> _Problem description_:
In the entries below, find the lines that contain the word "Average" and copy them.

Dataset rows
>>>>
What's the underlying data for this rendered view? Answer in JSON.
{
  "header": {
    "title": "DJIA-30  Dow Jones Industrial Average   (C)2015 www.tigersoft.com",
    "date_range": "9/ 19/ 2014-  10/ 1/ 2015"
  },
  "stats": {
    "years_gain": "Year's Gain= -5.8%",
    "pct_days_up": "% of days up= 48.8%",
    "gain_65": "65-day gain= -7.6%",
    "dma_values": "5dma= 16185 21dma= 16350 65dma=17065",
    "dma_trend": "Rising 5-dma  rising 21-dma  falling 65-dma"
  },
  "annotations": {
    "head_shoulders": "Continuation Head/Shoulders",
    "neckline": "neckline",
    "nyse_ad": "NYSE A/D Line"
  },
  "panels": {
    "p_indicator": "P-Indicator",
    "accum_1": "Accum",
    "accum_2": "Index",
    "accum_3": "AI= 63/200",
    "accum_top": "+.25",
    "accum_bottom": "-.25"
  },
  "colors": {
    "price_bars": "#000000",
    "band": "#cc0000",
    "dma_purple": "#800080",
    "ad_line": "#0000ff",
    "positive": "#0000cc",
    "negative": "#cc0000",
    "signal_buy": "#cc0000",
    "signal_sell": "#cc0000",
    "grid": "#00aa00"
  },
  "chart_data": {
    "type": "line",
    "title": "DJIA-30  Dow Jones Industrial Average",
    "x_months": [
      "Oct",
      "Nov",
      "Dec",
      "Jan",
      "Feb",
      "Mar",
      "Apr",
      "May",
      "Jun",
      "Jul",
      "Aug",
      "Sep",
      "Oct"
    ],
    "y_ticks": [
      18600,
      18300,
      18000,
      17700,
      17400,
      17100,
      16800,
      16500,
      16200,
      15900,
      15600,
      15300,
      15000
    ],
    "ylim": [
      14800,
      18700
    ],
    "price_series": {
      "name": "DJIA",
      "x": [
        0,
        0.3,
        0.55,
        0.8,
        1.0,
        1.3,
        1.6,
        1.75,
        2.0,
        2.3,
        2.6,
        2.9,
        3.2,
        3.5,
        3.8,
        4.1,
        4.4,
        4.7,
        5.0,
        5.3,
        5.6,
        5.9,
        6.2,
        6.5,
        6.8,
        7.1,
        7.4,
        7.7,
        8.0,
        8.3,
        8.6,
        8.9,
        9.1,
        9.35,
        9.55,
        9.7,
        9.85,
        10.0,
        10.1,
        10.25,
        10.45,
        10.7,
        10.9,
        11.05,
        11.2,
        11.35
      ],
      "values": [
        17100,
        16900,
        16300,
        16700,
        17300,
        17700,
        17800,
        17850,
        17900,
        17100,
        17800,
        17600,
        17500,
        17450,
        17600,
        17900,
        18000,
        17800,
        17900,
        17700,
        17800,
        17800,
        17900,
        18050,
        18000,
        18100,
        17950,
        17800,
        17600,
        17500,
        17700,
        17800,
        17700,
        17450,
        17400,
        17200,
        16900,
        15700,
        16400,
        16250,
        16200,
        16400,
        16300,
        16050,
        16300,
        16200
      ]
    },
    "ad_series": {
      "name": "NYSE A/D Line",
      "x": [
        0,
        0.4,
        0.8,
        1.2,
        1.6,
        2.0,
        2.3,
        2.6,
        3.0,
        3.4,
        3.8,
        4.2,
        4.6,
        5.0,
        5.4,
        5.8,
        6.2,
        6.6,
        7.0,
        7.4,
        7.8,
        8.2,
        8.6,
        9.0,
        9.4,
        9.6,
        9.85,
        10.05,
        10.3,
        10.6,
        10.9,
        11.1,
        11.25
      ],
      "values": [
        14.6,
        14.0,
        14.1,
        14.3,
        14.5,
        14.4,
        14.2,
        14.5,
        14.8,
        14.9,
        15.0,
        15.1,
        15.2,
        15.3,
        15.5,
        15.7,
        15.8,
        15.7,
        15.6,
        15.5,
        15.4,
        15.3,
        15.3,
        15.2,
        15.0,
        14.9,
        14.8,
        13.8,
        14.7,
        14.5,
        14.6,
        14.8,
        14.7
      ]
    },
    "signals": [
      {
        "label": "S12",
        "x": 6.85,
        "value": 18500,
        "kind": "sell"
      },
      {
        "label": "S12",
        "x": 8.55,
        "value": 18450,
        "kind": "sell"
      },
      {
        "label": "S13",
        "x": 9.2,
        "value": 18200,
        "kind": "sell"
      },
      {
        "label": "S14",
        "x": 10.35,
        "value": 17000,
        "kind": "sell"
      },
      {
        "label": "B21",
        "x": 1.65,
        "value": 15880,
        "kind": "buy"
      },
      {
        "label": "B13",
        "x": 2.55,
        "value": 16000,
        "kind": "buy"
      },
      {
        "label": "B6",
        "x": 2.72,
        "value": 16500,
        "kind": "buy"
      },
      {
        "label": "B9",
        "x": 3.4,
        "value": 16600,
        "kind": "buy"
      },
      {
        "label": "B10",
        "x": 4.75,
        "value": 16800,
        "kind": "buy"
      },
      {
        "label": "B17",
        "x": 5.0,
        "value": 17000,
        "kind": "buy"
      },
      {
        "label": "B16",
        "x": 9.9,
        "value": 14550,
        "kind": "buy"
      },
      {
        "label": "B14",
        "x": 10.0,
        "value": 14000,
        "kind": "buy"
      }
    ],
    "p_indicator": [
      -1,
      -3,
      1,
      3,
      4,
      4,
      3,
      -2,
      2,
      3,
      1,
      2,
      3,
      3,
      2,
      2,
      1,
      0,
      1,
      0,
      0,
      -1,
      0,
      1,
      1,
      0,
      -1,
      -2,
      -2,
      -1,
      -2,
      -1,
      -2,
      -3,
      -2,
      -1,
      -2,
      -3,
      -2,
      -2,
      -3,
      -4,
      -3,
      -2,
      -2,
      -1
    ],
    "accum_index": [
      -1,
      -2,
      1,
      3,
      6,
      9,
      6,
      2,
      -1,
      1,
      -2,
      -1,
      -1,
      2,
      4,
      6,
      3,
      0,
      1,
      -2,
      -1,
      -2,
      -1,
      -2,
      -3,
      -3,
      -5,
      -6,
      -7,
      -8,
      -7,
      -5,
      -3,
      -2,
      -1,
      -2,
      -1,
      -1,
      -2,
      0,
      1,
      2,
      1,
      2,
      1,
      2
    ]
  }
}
<<<<
> _Result for this exercise_:
    "title": "DJIA-30  Dow Jones Industrial Average   (C)2015 www.tigersoft.com",
    "title": "DJIA-30  Dow Jones Industrial Average",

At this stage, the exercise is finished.